Items from a data source:
══════════════════════════════

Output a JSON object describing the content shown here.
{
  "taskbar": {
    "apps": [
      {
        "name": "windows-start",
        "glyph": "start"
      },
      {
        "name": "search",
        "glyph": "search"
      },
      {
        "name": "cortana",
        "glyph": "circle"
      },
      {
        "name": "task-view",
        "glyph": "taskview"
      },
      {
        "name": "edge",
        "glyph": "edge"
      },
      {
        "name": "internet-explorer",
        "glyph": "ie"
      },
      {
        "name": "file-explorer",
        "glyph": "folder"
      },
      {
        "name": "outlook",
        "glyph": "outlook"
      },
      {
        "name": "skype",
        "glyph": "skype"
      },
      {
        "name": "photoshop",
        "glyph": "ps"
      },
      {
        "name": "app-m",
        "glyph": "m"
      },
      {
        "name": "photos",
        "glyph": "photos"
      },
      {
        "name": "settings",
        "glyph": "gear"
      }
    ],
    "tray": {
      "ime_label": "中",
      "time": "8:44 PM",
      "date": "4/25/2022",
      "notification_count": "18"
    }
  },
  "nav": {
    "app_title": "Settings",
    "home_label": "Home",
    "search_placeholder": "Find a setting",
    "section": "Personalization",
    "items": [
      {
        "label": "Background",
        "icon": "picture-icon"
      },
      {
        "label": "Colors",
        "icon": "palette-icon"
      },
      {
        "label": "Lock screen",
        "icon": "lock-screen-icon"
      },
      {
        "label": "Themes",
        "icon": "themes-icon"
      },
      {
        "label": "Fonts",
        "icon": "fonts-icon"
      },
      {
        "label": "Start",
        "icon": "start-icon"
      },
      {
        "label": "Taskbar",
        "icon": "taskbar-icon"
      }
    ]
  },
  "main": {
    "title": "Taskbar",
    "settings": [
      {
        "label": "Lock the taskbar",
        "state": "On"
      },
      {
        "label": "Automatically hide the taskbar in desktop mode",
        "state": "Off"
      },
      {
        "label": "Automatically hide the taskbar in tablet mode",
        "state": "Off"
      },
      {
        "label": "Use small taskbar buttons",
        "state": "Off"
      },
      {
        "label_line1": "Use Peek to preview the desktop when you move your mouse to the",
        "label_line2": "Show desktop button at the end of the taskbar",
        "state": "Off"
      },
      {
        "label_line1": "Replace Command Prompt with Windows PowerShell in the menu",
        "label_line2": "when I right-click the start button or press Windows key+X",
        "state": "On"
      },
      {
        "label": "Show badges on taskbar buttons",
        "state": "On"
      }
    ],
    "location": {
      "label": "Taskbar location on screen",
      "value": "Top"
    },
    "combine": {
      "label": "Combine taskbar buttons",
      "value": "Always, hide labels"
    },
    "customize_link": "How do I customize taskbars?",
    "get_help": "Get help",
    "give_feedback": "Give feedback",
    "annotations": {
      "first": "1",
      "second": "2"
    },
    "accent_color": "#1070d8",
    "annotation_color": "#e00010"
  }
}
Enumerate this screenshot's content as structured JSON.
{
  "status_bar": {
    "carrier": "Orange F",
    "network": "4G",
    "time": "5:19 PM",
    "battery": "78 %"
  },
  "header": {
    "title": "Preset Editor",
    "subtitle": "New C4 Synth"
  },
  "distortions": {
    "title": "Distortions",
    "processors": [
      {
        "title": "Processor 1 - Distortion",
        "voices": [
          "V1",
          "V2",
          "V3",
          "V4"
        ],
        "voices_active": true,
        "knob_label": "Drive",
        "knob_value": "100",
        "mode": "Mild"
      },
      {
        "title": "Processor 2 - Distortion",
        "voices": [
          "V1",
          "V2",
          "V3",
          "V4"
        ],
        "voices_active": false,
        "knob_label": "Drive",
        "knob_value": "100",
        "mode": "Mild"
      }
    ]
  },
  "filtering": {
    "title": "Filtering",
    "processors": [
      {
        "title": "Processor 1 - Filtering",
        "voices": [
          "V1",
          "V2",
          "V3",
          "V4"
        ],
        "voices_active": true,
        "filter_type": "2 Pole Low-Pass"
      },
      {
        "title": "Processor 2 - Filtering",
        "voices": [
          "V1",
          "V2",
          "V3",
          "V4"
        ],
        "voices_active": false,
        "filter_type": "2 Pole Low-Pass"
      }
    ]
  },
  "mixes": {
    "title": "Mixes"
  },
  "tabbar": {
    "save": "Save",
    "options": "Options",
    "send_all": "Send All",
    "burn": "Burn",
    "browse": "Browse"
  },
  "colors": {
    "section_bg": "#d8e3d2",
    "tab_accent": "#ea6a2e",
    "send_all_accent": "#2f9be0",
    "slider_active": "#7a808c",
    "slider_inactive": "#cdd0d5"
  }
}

══════════════════════════════

Return every line holding the word "buttons" from the records.

        "label": "Use small taskbar buttons",
        "label": "Show badges on taskbar buttons",
      "label": "Combine taskbar buttons",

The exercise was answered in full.